● EXERCISE TASK: Pick out each line containing the string "name" and copy it.
++++ STORED ROWS ++++
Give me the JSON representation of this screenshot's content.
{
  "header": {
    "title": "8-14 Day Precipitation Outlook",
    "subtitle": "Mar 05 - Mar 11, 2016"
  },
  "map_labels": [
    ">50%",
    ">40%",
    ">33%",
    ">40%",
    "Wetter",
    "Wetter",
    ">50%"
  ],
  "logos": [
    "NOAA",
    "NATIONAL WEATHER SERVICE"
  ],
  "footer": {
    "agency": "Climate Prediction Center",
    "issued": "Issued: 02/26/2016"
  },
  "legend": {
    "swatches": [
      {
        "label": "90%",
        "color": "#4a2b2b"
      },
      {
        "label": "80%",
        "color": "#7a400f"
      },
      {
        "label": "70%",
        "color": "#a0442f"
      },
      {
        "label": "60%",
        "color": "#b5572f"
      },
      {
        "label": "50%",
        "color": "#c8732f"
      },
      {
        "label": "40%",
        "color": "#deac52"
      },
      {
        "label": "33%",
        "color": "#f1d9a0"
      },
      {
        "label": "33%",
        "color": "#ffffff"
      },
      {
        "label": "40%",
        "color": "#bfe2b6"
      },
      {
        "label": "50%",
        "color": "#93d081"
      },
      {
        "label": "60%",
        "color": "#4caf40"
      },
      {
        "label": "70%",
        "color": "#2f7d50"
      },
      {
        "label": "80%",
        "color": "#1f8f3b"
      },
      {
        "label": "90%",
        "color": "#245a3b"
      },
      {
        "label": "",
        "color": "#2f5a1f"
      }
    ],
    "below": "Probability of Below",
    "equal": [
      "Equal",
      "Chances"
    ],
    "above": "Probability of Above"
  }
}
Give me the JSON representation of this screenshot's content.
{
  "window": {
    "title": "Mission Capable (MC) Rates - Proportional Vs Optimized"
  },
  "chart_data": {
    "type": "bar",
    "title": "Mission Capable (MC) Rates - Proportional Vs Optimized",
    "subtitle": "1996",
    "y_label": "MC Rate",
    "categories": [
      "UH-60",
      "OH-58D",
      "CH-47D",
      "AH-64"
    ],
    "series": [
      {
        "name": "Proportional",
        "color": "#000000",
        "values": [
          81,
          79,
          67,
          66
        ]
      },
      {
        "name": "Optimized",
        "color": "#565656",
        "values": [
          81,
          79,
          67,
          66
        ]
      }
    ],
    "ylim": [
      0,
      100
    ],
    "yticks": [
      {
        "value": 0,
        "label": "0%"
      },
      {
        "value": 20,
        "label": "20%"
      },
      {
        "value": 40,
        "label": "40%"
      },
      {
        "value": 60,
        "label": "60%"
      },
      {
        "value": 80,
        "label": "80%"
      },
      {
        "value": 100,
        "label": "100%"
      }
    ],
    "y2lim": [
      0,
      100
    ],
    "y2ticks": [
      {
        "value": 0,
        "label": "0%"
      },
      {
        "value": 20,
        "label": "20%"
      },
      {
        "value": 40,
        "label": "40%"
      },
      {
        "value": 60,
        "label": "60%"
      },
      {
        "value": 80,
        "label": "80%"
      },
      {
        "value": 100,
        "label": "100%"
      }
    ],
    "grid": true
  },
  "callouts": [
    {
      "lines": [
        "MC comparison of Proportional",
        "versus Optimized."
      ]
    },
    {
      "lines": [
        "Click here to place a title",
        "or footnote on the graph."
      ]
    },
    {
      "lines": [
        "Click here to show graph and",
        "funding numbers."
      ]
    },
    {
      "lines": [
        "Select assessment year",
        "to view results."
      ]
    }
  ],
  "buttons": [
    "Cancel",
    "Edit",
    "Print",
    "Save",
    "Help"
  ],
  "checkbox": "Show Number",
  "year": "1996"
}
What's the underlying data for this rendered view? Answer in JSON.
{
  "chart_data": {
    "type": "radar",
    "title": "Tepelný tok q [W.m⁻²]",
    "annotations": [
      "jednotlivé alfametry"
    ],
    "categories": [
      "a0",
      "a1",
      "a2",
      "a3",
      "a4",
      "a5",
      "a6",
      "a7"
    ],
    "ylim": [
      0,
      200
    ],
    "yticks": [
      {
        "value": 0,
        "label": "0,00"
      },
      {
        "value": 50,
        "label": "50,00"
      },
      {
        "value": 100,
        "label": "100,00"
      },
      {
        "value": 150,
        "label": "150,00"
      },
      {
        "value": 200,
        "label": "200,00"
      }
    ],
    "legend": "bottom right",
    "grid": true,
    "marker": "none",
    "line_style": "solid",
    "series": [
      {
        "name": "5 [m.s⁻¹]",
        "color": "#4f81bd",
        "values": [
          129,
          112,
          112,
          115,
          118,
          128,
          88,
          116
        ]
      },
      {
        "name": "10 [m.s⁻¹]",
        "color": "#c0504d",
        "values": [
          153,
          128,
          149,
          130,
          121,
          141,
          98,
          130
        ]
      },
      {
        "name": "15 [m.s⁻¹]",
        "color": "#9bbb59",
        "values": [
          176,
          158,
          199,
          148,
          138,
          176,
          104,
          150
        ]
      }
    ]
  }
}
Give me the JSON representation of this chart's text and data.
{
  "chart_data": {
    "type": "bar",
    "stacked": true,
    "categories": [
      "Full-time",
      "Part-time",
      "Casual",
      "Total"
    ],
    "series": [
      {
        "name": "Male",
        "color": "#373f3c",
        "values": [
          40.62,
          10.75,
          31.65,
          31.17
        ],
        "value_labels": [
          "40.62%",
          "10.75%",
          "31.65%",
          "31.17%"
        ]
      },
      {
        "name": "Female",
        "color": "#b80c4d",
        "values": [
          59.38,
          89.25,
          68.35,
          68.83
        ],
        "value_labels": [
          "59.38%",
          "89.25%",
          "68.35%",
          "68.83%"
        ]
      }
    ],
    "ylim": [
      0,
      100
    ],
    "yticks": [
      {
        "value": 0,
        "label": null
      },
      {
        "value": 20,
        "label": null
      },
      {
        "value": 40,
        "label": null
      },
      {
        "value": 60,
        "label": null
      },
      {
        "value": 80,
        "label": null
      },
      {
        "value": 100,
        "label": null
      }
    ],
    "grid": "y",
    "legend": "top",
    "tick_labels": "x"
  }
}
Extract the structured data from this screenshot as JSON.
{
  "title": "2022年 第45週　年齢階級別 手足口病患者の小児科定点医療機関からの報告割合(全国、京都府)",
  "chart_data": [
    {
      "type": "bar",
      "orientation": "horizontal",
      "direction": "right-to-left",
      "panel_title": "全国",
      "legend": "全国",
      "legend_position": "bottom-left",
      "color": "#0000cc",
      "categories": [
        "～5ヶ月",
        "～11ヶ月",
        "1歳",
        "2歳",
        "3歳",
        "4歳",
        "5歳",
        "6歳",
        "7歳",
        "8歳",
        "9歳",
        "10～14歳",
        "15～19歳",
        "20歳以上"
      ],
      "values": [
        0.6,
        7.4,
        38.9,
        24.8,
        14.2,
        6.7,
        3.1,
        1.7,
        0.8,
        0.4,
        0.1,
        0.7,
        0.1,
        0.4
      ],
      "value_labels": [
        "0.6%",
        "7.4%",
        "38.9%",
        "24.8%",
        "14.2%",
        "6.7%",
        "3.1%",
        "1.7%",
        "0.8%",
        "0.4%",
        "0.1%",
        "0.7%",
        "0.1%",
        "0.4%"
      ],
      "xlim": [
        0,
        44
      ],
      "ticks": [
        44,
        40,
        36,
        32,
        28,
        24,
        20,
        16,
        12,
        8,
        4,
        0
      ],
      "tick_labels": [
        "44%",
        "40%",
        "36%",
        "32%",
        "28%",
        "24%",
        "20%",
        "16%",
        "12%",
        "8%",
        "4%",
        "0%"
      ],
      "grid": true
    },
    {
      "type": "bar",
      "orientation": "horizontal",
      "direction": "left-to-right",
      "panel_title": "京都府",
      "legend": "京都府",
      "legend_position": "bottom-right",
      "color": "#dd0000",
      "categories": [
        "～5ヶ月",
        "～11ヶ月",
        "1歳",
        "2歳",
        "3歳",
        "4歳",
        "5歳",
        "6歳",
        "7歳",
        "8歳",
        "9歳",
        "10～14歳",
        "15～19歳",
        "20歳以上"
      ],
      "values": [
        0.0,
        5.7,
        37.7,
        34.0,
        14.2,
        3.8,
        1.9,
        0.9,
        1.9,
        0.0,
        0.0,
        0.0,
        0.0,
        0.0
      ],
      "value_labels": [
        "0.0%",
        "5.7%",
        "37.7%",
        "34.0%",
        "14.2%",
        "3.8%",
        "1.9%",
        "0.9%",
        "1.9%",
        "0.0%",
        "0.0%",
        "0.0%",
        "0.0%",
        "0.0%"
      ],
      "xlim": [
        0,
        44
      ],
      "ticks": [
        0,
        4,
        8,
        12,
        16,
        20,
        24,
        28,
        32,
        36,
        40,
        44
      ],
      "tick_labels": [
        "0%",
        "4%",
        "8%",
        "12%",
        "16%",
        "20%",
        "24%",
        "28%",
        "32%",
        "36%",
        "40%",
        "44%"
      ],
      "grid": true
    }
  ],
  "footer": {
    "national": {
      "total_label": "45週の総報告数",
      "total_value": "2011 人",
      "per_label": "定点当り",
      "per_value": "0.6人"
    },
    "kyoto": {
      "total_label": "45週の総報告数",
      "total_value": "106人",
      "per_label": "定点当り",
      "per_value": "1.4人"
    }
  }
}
++++
● SOLUTION FOR THIS PROBLEM:
        "name": "Proportional",
        "name": "Optimized",
        "name": "5 [m.s⁻¹]",
        "name": "10 [m.s⁻¹]",
        "name": "15 [m.s⁻¹]",
        "name": "Male",
        "name": "Female",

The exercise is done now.